— Objective —
Copy out each line of the material below with no changes.

— Records —
^^^^

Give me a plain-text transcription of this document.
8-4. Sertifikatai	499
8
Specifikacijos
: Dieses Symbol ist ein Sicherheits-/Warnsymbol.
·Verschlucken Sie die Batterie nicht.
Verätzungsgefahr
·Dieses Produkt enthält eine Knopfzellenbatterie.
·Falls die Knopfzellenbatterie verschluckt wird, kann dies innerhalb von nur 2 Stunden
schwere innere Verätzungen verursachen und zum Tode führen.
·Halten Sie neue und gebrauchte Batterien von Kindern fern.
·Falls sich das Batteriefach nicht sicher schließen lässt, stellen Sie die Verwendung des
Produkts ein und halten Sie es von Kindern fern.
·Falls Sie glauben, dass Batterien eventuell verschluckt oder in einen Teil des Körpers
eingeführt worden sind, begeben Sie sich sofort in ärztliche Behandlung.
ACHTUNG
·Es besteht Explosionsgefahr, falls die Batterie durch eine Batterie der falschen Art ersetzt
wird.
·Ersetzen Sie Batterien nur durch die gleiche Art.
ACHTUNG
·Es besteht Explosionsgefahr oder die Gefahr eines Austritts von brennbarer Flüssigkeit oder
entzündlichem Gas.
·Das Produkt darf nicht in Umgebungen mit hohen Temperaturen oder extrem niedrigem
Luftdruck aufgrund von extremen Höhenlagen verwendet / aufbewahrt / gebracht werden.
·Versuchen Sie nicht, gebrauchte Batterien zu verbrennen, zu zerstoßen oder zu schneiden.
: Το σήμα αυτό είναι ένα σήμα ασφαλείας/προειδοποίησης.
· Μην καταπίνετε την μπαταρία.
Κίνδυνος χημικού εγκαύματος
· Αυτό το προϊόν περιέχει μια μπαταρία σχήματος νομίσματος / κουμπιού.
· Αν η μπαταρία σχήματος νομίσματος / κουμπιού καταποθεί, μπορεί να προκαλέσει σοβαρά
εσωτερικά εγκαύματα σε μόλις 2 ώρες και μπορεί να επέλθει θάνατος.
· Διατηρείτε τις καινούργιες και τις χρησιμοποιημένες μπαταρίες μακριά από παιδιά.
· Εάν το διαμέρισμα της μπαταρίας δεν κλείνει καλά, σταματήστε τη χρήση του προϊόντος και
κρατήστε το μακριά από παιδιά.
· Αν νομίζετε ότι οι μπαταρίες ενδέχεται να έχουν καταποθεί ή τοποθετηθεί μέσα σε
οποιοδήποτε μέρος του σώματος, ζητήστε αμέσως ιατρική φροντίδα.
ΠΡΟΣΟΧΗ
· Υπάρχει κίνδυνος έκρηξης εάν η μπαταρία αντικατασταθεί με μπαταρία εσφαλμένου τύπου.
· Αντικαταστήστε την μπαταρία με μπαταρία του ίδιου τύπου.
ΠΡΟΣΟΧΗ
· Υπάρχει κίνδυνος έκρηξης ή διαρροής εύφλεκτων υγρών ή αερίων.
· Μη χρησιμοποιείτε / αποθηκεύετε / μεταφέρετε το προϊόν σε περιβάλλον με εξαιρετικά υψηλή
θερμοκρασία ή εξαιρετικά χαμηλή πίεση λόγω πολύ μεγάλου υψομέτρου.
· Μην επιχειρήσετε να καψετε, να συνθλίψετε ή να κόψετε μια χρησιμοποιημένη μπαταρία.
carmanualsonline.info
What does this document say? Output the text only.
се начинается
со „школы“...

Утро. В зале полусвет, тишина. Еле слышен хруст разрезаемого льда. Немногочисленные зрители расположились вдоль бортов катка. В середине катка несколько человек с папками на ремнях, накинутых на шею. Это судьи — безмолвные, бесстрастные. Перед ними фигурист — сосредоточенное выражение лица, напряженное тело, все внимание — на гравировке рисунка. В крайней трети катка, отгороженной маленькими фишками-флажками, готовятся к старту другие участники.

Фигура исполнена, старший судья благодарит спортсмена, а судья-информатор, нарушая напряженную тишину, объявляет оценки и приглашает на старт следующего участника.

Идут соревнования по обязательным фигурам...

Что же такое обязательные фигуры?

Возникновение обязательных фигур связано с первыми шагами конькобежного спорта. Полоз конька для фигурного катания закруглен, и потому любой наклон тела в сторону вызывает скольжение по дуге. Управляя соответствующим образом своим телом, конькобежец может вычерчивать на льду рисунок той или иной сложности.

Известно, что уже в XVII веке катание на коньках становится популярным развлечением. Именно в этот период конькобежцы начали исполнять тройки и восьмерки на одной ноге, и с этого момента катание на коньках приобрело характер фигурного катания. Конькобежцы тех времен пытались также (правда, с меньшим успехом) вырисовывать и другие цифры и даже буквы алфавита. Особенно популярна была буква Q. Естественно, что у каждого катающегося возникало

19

^^^^

— Task response —
Give me a plain-text transcription of this document.
8-4. Sertifikatai	499
8
Specifikacijos
: Dieses Symbol ist ein Sicherheits-/Warnsymbol.
·Verschlucken Sie die Batterie nicht.
Verätzungsgefahr
·Dieses Produkt enthält eine Knopfzellenbatterie.
·Falls die Knopfzellenbatterie verschluckt wird, kann dies innerhalb von nur 2 Stunden
schwere innere Verätzungen verursachen und zum Tode führen.
·Halten Sie neue und gebrauchte Batterien von Kindern fern.
·Falls sich das Batteriefach nicht sicher schließen lässt, stellen Sie die Verwendung des
Produkts ein und halten Sie es von Kindern fern.
·Falls Sie glauben, dass Batterien eventuell verschluckt oder in einen Teil des Körpers
eingeführt worden sind, begeben Sie sich sofort in ärztliche Behandlung.
ACHTUNG
·Es besteht Explosionsgefahr, falls die Batterie durch eine Batterie der falschen Art ersetzt
wird.
·Ersetzen Sie Batterien nur durch die gleiche Art.
ACHTUNG
·Es besteht Explosionsgefahr oder die Gefahr eines Austritts von brennbarer Flüssigkeit oder
entzündlichem Gas.
·Das Produkt darf nicht in Umgebungen mit hohen Temperaturen oder extrem niedrigem
Luftdruck aufgrund von extremen Höhenlagen verwendet / aufbewahrt / gebracht werden.
·Versuchen Sie nicht, gebrauchte Batterien zu verbrennen, zu zerstoßen oder zu schneiden.
: Το σήμα αυτό είναι ένα σήμα ασφαλείας/προειδοποίησης.
· Μην καταπίνετε την μπαταρία.
Κίνδυνος χημικού εγκαύματος
· Αυτό το προϊόν περιέχει μια μπαταρία σχήματος νομίσματος / κουμπιού.
· Αν η μπαταρία σχήματος νομίσματος / κουμπιού καταποθεί, μπορεί να προκαλέσει σοβαρά
εσωτερικά εγκαύματα σε μόλις 2 ώρες και μπορεί να επέλθει θάνατος.
· Διατηρείτε τις καινούργιες και τις χρησιμοποιημένες μπαταρίες μακριά από παιδιά.
· Εάν το διαμέρισμα της μπαταρίας δεν κλείνει καλά, σταματήστε τη χρήση του προϊόντος και
κρατήστε το μακριά από παιδιά.
· Αν νομίζετε ότι οι μπαταρίες ενδέχεται να έχουν καταποθεί ή τοποθετηθεί μέσα σε
οποιοδήποτε μέρος του σώματος, ζητήστε αμέσως ιατρική φροντίδα.
ΠΡΟΣΟΧΗ
· Υπάρχει κίνδυνος έκρηξης εάν η μπαταρία αντικατασταθεί με μπαταρία εσφαλμένου τύπου.
· Αντικαταστήστε την μπαταρία με μπαταρία του ίδιου τύπου.
ΠΡΟΣΟΧΗ
· Υπάρχει κίνδυνος έκρηξης ή διαρροής εύφλεκτων υγρών ή αερίων.
· Μη χρησιμοποιείτε / αποθηκεύετε / μεταφέρετε το προϊόν σε περιβάλλον με εξαιρετικά υψηλή
θερμοκρασία ή εξαιρετικά χαμηλή πίεση λόγω πολύ μεγάλου υψομέτρου.
· Μην επιχειρήσετε να καψετε, να συνθλίψετε ή να κόψετε μια χρησιμοποιημένη μπαταρία.
carmanualsonline.info
What does this document say? Output the text only.
се начинается
со „школы“...

Утро. В зале полусвет, тишина. Еле слышен хруст разрезаемого льда. Немногочисленные зрители расположились вдоль бортов катка. В середине катка несколько человек с папками на ремнях, накинутых на шею. Это судьи — безмолвные, бесстрастные. Перед ними фигурист — сосредоточенное выражение лица, напряженное тело, все внимание — на гравировке рисунка. В крайней трети катка, отгороженной маленькими фишками-флажками, готовятся к старту другие участники.

Фигура исполнена, старший судья благодарит спортсмена, а судья-информатор, нарушая напряженную тишину, объявляет оценки и приглашает на старт следующего участника.

Идут соревнования по обязательным фигурам...

Что же такое обязательные фигуры?

Возникновение обязательных фигур связано с первыми шагами конькобежного спорта. Полоз конька для фигурного катания закруглен, и потому любой наклон тела в сторону вызывает скольжение по дуге. Управляя соответствующим образом своим телом, конькобежец может вычерчивать на льду рисунок той или иной сложности.

Известно, что уже в XVII веке катание на коньках становится популярным развлечением. Именно в этот период конькобежцы начали исполнять тройки и восьмерки на одной ноге, и с этого момента катание на коньках приобрело характер фигурного катания. Конькобежцы тех времен пытались также (правда, с меньшим успехом) вырисовывать и другие цифры и даже буквы алфавита. Особенно популярна была буква Q. Естественно, что у каждого катающегося возникало

19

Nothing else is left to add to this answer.